The records are to be restated in their entirety, word for word.
### EXTRACTED RECORDS
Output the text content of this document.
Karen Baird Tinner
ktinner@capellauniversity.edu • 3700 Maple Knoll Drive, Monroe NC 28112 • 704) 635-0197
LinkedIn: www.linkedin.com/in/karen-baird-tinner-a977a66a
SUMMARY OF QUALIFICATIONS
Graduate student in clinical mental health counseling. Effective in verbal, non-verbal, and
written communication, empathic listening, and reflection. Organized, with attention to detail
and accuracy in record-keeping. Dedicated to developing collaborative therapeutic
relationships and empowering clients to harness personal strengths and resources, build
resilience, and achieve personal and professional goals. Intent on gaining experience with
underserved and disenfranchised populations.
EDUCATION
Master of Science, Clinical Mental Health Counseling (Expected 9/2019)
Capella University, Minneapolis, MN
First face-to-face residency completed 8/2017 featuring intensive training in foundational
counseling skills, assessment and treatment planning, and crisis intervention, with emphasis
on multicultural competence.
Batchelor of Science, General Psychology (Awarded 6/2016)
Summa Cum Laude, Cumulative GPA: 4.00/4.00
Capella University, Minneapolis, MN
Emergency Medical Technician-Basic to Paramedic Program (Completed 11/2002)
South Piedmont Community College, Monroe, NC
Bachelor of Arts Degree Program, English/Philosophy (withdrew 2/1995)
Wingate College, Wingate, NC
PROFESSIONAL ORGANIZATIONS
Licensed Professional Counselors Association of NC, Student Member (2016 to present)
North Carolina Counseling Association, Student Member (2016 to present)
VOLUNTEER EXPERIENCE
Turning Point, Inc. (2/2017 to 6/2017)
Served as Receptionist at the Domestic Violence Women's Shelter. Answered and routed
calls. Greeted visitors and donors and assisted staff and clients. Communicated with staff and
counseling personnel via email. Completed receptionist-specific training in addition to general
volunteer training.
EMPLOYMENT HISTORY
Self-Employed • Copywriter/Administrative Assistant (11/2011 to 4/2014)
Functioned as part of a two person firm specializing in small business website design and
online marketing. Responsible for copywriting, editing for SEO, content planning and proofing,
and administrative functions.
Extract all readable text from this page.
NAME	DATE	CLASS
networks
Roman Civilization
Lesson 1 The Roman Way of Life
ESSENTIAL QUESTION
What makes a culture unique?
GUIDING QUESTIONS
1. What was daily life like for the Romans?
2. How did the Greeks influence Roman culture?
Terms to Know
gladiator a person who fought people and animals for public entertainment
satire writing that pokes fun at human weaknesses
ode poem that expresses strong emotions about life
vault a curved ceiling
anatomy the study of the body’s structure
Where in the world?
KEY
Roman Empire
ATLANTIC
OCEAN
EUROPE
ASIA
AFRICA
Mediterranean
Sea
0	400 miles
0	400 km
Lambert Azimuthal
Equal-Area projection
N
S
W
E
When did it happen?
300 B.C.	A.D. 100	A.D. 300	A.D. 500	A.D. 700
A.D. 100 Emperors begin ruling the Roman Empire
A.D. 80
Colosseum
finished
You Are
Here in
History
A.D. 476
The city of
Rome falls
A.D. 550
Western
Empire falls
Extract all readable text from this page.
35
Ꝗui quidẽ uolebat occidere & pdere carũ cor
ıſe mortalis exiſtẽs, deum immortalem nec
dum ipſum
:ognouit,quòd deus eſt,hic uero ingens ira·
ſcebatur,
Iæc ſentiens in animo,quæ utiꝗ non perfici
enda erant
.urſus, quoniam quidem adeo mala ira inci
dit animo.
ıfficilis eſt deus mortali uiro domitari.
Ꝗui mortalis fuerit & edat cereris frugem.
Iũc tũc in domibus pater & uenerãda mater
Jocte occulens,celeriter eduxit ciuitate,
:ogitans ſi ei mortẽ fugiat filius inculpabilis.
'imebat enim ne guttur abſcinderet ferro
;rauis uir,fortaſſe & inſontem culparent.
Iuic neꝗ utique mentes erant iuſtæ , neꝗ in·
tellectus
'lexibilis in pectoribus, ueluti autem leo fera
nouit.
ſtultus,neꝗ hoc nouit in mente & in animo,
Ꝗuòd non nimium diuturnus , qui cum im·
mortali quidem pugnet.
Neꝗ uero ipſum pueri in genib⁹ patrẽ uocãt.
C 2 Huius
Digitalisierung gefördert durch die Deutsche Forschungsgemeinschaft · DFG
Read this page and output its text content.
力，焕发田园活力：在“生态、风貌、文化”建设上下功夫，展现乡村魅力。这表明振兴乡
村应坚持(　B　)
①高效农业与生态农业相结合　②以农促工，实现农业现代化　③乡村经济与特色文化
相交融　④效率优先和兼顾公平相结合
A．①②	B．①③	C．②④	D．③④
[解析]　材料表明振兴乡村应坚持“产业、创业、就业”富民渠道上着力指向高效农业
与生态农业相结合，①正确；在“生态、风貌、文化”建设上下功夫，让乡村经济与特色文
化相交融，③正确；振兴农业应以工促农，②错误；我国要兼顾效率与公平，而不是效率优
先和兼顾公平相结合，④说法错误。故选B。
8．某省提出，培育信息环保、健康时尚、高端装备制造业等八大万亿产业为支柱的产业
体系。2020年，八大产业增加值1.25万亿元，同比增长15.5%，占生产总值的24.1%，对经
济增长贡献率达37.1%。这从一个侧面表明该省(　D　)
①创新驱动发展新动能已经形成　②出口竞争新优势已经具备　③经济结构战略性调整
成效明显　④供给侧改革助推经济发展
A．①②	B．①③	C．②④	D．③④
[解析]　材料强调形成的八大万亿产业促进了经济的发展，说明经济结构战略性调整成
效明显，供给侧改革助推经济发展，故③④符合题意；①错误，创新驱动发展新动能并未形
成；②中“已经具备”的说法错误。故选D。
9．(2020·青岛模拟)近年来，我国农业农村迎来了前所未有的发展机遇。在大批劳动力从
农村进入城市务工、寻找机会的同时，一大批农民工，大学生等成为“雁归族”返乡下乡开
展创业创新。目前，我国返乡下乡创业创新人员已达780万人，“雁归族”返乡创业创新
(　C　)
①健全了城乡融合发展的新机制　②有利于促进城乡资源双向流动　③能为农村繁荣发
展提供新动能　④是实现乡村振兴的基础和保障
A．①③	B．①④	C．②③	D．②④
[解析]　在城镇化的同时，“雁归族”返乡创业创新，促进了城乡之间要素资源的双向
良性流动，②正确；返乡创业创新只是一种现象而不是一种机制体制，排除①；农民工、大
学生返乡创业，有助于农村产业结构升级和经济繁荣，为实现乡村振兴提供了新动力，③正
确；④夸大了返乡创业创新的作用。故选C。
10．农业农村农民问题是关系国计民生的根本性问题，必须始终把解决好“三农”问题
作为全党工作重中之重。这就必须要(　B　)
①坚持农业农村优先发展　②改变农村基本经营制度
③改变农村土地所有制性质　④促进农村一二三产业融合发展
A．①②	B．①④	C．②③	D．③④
######
SOLUTION TO THE PROBLEM:
Output the text content of this document.
Karen Baird Tinner
ktinner@capellauniversity.edu • 3700 Maple Knoll Drive, Monroe NC 28112 • 704) 635-0197
LinkedIn: www.linkedin.com/in/karen-baird-tinner-a977a66a
SUMMARY OF QUALIFICATIONS
Graduate student in clinical mental health counseling. Effective in verbal, non-verbal, and
written communication, empathic listening, and reflection. Organized, with attention to detail
and accuracy in record-keeping. Dedicated to developing collaborative therapeutic
relationships and empowering clients to harness personal strengths and resources, build
resilience, and achieve personal and professional goals. Intent on gaining experience with
underserved and disenfranchised populations.
EDUCATION
Master of Science, Clinical Mental Health Counseling (Expected 9/2019)
Capella University, Minneapolis, MN
First face-to-face residency completed 8/2017 featuring intensive training in foundational
counseling skills, assessment and treatment planning, and crisis intervention, with emphasis
on multicultural competence.
Batchelor of Science, General Psychology (Awarded 6/2016)
Summa Cum Laude, Cumulative GPA: 4.00/4.00
Capella University, Minneapolis, MN
Emergency Medical Technician-Basic to Paramedic Program (Completed 11/2002)
South Piedmont Community College, Monroe, NC
Bachelor of Arts Degree Program, English/Philosophy (withdrew 2/1995)
Wingate College, Wingate, NC
PROFESSIONAL ORGANIZATIONS
Licensed Professional Counselors Association of NC, Student Member (2016 to present)
North Carolina Counseling Association, Student Member (2016 to present)
VOLUNTEER EXPERIENCE
Turning Point, Inc. (2/2017 to 6/2017)
Served as Receptionist at the Domestic Violence Women's Shelter. Answered and routed
calls. Greeted visitors and donors and assisted staff and clients. Communicated with staff and
counseling personnel via email. Completed receptionist-specific training in addition to general
volunteer training.
EMPLOYMENT HISTORY
Self-Employed • Copywriter/Administrative Assistant (11/2011 to 4/2014)
Functioned as part of a two person firm specializing in small business website design and
online marketing. Responsible for copywriting, editing for SEO, content planning and proofing,
and administrative functions.
Extract all readable text from this page.
NAME	DATE	CLASS
networks
Roman Civilization
Lesson 1 The Roman Way of Life
ESSENTIAL QUESTION
What makes a culture unique?
GUIDING QUESTIONS
1. What was daily life like for the Romans?
2. How did the Greeks influence Roman culture?
Terms to Know
gladiator a person who fought people and animals for public entertainment
satire writing that pokes fun at human weaknesses
ode poem that expresses strong emotions about life
vault a curved ceiling
anatomy the study of the body’s structure
Where in the world?
KEY
Roman Empire
ATLANTIC
OCEAN
EUROPE
ASIA
AFRICA
Mediterranean
Sea
0	400 miles
0	400 km
Lambert Azimuthal
Equal-Area projection
N
S
W
E
When did it happen?
300 B.C.	A.D. 100	A.D. 300	A.D. 500	A.D. 700
A.D. 100 Emperors begin ruling the Roman Empire
A.D. 80
Colosseum
finished
You Are
Here in
History
A.D. 476
The city of
Rome falls
A.D. 550
Western
Empire falls
Extract all readable text from this page.
35
Ꝗui quidẽ uolebat occidere & pdere carũ cor
ıſe mortalis exiſtẽs, deum immortalem nec
dum ipſum
:ognouit,quòd deus eſt,hic uero ingens ira·
ſcebatur,
Iæc ſentiens in animo,quæ utiꝗ non perfici
enda erant
.urſus, quoniam quidem adeo mala ira inci
dit animo.
ıfficilis eſt deus mortali uiro domitari.
Ꝗui mortalis fuerit & edat cereris frugem.
Iũc tũc in domibus pater & uenerãda mater
Jocte occulens,celeriter eduxit ciuitate,
:ogitans ſi ei mortẽ fugiat filius inculpabilis.
'imebat enim ne guttur abſcinderet ferro
;rauis uir,fortaſſe & inſontem culparent.
Iuic neꝗ utique mentes erant iuſtæ , neꝗ in·
tellectus
'lexibilis in pectoribus, ueluti autem leo fera
nouit.
ſtultus,neꝗ hoc nouit in mente & in animo,
Ꝗuòd non nimium diuturnus , qui cum im·
mortali quidem pugnet.
Neꝗ uero ipſum pueri in genib⁹ patrẽ uocãt.
C 2 Huius
Digitalisierung gefördert durch die Deutsche Forschungsgemeinschaft · DFG
Read this page and output its text content.
力，焕发田园活力：在“生态、风貌、文化”建设上下功夫，展现乡村魅力。这表明振兴乡
村应坚持(　B　)
①高效农业与生态农业相结合　②以农促工，实现农业现代化　③乡村经济与特色文化
相交融　④效率优先和兼顾公平相结合
A．①②	B．①③	C．②④	D．③④
[解析]　材料表明振兴乡村应坚持“产业、创业、就业”富民渠道上着力指向高效农业
与生态农业相结合，①正确；在“生态、风貌、文化”建设上下功夫，让乡村经济与特色文
化相交融，③正确；振兴农业应以工促农，②错误；我国要兼顾效率与公平，而不是效率优
先和兼顾公平相结合，④说法错误。故选B。
8．某省提出，培育信息环保、健康时尚、高端装备制造业等八大万亿产业为支柱的产业
体系。2020年，八大产业增加值1.25万亿元，同比增长15.5%，占生产总值的24.1%，对经
济增长贡献率达37.1%。这从一个侧面表明该省(　D　)
①创新驱动发展新动能已经形成　②出口竞争新优势已经具备　③经济结构战略性调整
成效明显　④供给侧改革助推经济发展
A．①②	B．①③	C．②④	D．③④
[解析]　材料强调形成的八大万亿产业促进了经济的发展，说明经济结构战略性调整成
效明显，供给侧改革助推经济发展，故③④符合题意；①错误，创新驱动发展新动能并未形
成；②中“已经具备”的说法错误。故选D。
9．(2020·青岛模拟)近年来，我国农业农村迎来了前所未有的发展机遇。在大批劳动力从
农村进入城市务工、寻找机会的同时，一大批农民工，大学生等成为“雁归族”返乡下乡开
展创业创新。目前，我国返乡下乡创业创新人员已达780万人，“雁归族”返乡创业创新
(　C　)
①健全了城乡融合发展的新机制　②有利于促进城乡资源双向流动　③能为农村繁荣发
展提供新动能　④是实现乡村振兴的基础和保障
A．①③	B．①④	C．②③	D．②④
[解析]　在城镇化的同时，“雁归族”返乡创业创新，促进了城乡之间要素资源的双向
良性流动，②正确；返乡创业创新只是一种现象而不是一种机制体制，排除①；农民工、大
学生返乡创业，有助于农村产业结构升级和经济繁荣，为实现乡村振兴提供了新动力，③正
确；④夸大了返乡创业创新的作用。故选C。
10．农业农村农民问题是关系国计民生的根本性问题，必须始终把解决好“三农”问题
作为全党工作重中之重。这就必须要(　B　)
①坚持农业农村优先发展　②改变农村基本经营制度
③改变农村土地所有制性质　④促进农村一二三产业融合发展
A．①②	B．①④	C．②③	D．③④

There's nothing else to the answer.